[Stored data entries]

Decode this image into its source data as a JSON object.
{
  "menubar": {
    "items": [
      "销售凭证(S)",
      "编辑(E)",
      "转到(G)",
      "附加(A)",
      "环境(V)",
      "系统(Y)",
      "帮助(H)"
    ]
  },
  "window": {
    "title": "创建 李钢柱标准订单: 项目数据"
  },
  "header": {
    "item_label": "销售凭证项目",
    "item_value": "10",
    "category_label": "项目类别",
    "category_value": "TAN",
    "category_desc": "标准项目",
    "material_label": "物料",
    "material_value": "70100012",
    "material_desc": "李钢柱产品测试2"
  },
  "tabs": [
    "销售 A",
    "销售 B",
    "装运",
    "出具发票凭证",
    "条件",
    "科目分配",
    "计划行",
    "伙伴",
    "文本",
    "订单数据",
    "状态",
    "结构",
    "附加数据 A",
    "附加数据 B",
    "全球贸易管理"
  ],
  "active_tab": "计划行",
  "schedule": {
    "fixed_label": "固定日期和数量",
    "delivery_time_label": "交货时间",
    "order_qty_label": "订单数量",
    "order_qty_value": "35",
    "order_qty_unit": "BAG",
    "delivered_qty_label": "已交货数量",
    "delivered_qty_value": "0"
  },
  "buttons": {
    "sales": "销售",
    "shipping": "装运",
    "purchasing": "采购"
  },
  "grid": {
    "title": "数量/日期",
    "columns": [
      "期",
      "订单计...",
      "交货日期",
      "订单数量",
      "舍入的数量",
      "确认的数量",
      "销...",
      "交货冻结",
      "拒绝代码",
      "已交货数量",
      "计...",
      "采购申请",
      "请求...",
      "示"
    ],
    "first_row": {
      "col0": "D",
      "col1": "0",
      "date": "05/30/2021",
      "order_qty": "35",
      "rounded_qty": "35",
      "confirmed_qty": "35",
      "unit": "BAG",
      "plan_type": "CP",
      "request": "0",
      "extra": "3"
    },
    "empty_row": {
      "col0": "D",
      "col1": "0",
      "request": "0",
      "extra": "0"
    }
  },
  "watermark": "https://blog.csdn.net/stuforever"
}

(WORK REQUIRED) Please output the complete data exactly.

(RIGHT ANSWER)
Decode this image into its source data as a JSON object.
{
  "menubar": {
    "items": [
      "销售凭证(S)",
      "编辑(E)",
      "转到(G)",
      "附加(A)",
      "环境(V)",
      "系统(Y)",
      "帮助(H)"
    ]
  },
  "window": {
    "title": "创建 李钢柱标准订单: 项目数据"
  },
  "header": {
    "item_label": "销售凭证项目",
    "item_value": "10",
    "category_label": "项目类别",
    "category_value": "TAN",
    "category_desc": "标准项目",
    "material_label": "物料",
    "material_value": "70100012",
    "material_desc": "李钢柱产品测试2"
  },
  "tabs": [
    "销售 A",
    "销售 B",
    "装运",
    "出具发票凭证",
    "条件",
    "科目分配",
    "计划行",
    "伙伴",
    "文本",
    "订单数据",
    "状态",
    "结构",
    "附加数据 A",
    "附加数据 B",
    "全球贸易管理"
  ],
  "active_tab": "计划行",
  "schedule": {
    "fixed_label": "固定日期和数量",
    "delivery_time_label": "交货时间",
    "order_qty_label": "订单数量",
    "order_qty_value": "35",
    "order_qty_unit": "BAG",
    "delivered_qty_label": "已交货数量",
    "delivered_qty_value": "0"
  },
  "buttons": {
    "sales": "销售",
    "shipping": "装运",
    "purchasing": "采购"
  },
  "grid": {
    "title": "数量/日期",
    "columns": [
      "期",
      "订单计...",
      "交货日期",
      "订单数量",
      "舍入的数量",
      "确认的数量",
      "销...",
      "交货冻结",
      "拒绝代码",
      "已交货数量",
      "计...",
      "采购申请",
      "请求...",
      "示"
    ],
    "first_row": {
      "col0": "D",
      "col1": "0",
      "date": "05/30/2021",
      "order_qty": "35",
      "rounded_qty": "35",
      "confirmed_qty": "35",
      "unit": "BAG",
      "plan_type": "CP",
      "request": "0",
      "extra": "3"
    },
    "empty_row": {
      "col0": "D",
      "col1": "0",
      "request": "0",
      "extra": "0"
    }
  },
  "watermark": "https://blog.csdn.net/stuforever"
}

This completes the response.